YOUR OBJECTIVE:
Work out how many lines of the records contain "Boden". Answer with the number and nothing else.

Items from a dataset:
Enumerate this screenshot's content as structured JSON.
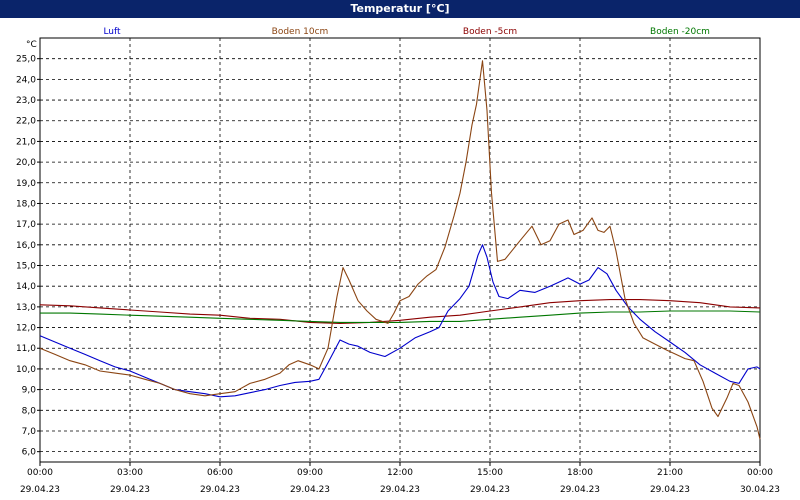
{
  "window": {
    "title": "Temperatur [°C]"
  },
  "chart_data": {
    "type": "line",
    "ylabel": "°C",
    "ylim": [
      5.5,
      26.0
    ],
    "y_ticks": [
      "6,0",
      "7,0",
      "8,0",
      "9,0",
      "10,0",
      "11,0",
      "12,0",
      "13,0",
      "14,0",
      "15,0",
      "16,0",
      "17,0",
      "18,0",
      "19,0",
      "20,0",
      "21,0",
      "22,0",
      "23,0",
      "24,0",
      "25,0"
    ],
    "x_ticks": [
      {
        "time": "00:00",
        "date": "29.04.23"
      },
      {
        "time": "03:00",
        "date": "29.04.23"
      },
      {
        "time": "06:00",
        "date": "29.04.23"
      },
      {
        "time": "09:00",
        "date": "29.04.23"
      },
      {
        "time": "12:00",
        "date": "29.04.23"
      },
      {
        "time": "15:00",
        "date": "29.04.23"
      },
      {
        "time": "18:00",
        "date": "29.04.23"
      },
      {
        "time": "21:00",
        "date": "29.04.23"
      },
      {
        "time": "00:00",
        "date": "30.04.23"
      }
    ],
    "x_unit": "hours",
    "x_range": [
      0,
      24
    ],
    "grid": true,
    "legend_placement": "top",
    "series": [
      {
        "name": "Luft",
        "color": "#0000cc",
        "points": [
          [
            0,
            11.6
          ],
          [
            0.5,
            11.3
          ],
          [
            1,
            11.0
          ],
          [
            1.5,
            10.7
          ],
          [
            2,
            10.4
          ],
          [
            2.5,
            10.1
          ],
          [
            3,
            9.9
          ],
          [
            3.5,
            9.6
          ],
          [
            4,
            9.3
          ],
          [
            4.5,
            9.0
          ],
          [
            5,
            8.9
          ],
          [
            5.5,
            8.8
          ],
          [
            6,
            8.65
          ],
          [
            6.5,
            8.7
          ],
          [
            7,
            8.85
          ],
          [
            7.5,
            9.0
          ],
          [
            8,
            9.2
          ],
          [
            8.5,
            9.35
          ],
          [
            9,
            9.4
          ],
          [
            9.3,
            9.5
          ],
          [
            9.6,
            10.3
          ],
          [
            10,
            11.4
          ],
          [
            10.3,
            11.2
          ],
          [
            10.6,
            11.1
          ],
          [
            11,
            10.8
          ],
          [
            11.5,
            10.6
          ],
          [
            12,
            11.0
          ],
          [
            12.5,
            11.5
          ],
          [
            13,
            11.8
          ],
          [
            13.3,
            12.0
          ],
          [
            13.6,
            12.8
          ],
          [
            14,
            13.4
          ],
          [
            14.3,
            14.0
          ],
          [
            14.6,
            15.5
          ],
          [
            14.75,
            16.0
          ],
          [
            14.9,
            15.4
          ],
          [
            15.1,
            14.2
          ],
          [
            15.3,
            13.5
          ],
          [
            15.6,
            13.4
          ],
          [
            16,
            13.8
          ],
          [
            16.5,
            13.7
          ],
          [
            17,
            14.0
          ],
          [
            17.3,
            14.2
          ],
          [
            17.6,
            14.4
          ],
          [
            18,
            14.1
          ],
          [
            18.3,
            14.3
          ],
          [
            18.6,
            14.9
          ],
          [
            18.9,
            14.6
          ],
          [
            19.2,
            13.8
          ],
          [
            19.6,
            13.0
          ],
          [
            20,
            12.4
          ],
          [
            20.5,
            11.8
          ],
          [
            21,
            11.3
          ],
          [
            21.5,
            10.8
          ],
          [
            22,
            10.2
          ],
          [
            22.5,
            9.8
          ],
          [
            23,
            9.4
          ],
          [
            23.3,
            9.3
          ],
          [
            23.6,
            10.0
          ],
          [
            23.9,
            10.1
          ],
          [
            24,
            10.0
          ]
        ]
      },
      {
        "name": "Boden 10cm",
        "color": "#8b4513",
        "points": [
          [
            0,
            11.0
          ],
          [
            0.5,
            10.7
          ],
          [
            1,
            10.4
          ],
          [
            1.5,
            10.2
          ],
          [
            2,
            9.9
          ],
          [
            2.5,
            9.8
          ],
          [
            3,
            9.7
          ],
          [
            3.5,
            9.5
          ],
          [
            4,
            9.3
          ],
          [
            4.5,
            9.0
          ],
          [
            5,
            8.8
          ],
          [
            5.5,
            8.7
          ],
          [
            6,
            8.8
          ],
          [
            6.5,
            8.9
          ],
          [
            7,
            9.3
          ],
          [
            7.5,
            9.5
          ],
          [
            8,
            9.8
          ],
          [
            8.3,
            10.2
          ],
          [
            8.6,
            10.4
          ],
          [
            9,
            10.2
          ],
          [
            9.3,
            10.0
          ],
          [
            9.6,
            11.0
          ],
          [
            9.9,
            13.5
          ],
          [
            10.1,
            14.9
          ],
          [
            10.3,
            14.3
          ],
          [
            10.6,
            13.3
          ],
          [
            10.9,
            12.8
          ],
          [
            11.2,
            12.4
          ],
          [
            11.6,
            12.2
          ],
          [
            11.8,
            12.7
          ],
          [
            12,
            13.3
          ],
          [
            12.3,
            13.5
          ],
          [
            12.6,
            14.1
          ],
          [
            12.9,
            14.5
          ],
          [
            13.2,
            14.8
          ],
          [
            13.5,
            15.9
          ],
          [
            13.8,
            17.4
          ],
          [
            14.0,
            18.5
          ],
          [
            14.2,
            20.0
          ],
          [
            14.4,
            21.8
          ],
          [
            14.55,
            22.8
          ],
          [
            14.75,
            24.9
          ],
          [
            14.9,
            22.5
          ],
          [
            15.05,
            18.5
          ],
          [
            15.25,
            15.2
          ],
          [
            15.5,
            15.3
          ],
          [
            16,
            16.2
          ],
          [
            16.4,
            16.9
          ],
          [
            16.7,
            16.0
          ],
          [
            17,
            16.2
          ],
          [
            17.3,
            17.0
          ],
          [
            17.6,
            17.2
          ],
          [
            17.8,
            16.5
          ],
          [
            18.1,
            16.7
          ],
          [
            18.4,
            17.3
          ],
          [
            18.6,
            16.7
          ],
          [
            18.8,
            16.6
          ],
          [
            19.0,
            16.9
          ],
          [
            19.2,
            15.7
          ],
          [
            19.5,
            13.4
          ],
          [
            19.8,
            12.2
          ],
          [
            20.1,
            11.5
          ],
          [
            20.5,
            11.2
          ],
          [
            20.9,
            10.9
          ],
          [
            21.2,
            10.7
          ],
          [
            21.5,
            10.5
          ],
          [
            21.8,
            10.4
          ],
          [
            22.1,
            9.4
          ],
          [
            22.4,
            8.1
          ],
          [
            22.6,
            7.7
          ],
          [
            22.9,
            8.6
          ],
          [
            23.1,
            9.3
          ],
          [
            23.3,
            9.2
          ],
          [
            23.6,
            8.4
          ],
          [
            23.9,
            7.2
          ],
          [
            24,
            6.6
          ]
        ]
      },
      {
        "name": "Boden -5cm",
        "color": "#8b0000",
        "points": [
          [
            0,
            13.1
          ],
          [
            1,
            13.05
          ],
          [
            2,
            12.95
          ],
          [
            3,
            12.85
          ],
          [
            4,
            12.75
          ],
          [
            5,
            12.65
          ],
          [
            6,
            12.6
          ],
          [
            7,
            12.45
          ],
          [
            8,
            12.4
          ],
          [
            9,
            12.25
          ],
          [
            10,
            12.2
          ],
          [
            11,
            12.25
          ],
          [
            12,
            12.35
          ],
          [
            13,
            12.5
          ],
          [
            14,
            12.6
          ],
          [
            15,
            12.8
          ],
          [
            16,
            13.0
          ],
          [
            17,
            13.2
          ],
          [
            18,
            13.3
          ],
          [
            19,
            13.35
          ],
          [
            20,
            13.35
          ],
          [
            21,
            13.3
          ],
          [
            22,
            13.2
          ],
          [
            23,
            13.0
          ],
          [
            24,
            12.95
          ]
        ]
      },
      {
        "name": "Boden -20cm",
        "color": "#007700",
        "points": [
          [
            0,
            12.7
          ],
          [
            1,
            12.7
          ],
          [
            2,
            12.65
          ],
          [
            3,
            12.6
          ],
          [
            4,
            12.55
          ],
          [
            5,
            12.5
          ],
          [
            6,
            12.45
          ],
          [
            7,
            12.4
          ],
          [
            8,
            12.35
          ],
          [
            9,
            12.3
          ],
          [
            10,
            12.25
          ],
          [
            11,
            12.25
          ],
          [
            12,
            12.25
          ],
          [
            13,
            12.3
          ],
          [
            14,
            12.3
          ],
          [
            15,
            12.4
          ],
          [
            16,
            12.5
          ],
          [
            17,
            12.6
          ],
          [
            18,
            12.7
          ],
          [
            19,
            12.75
          ],
          [
            20,
            12.75
          ],
          [
            21,
            12.8
          ],
          [
            22,
            12.8
          ],
          [
            23,
            12.8
          ],
          [
            24,
            12.75
          ]
        ]
      }
    ]
  }
}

OUTPUT:
3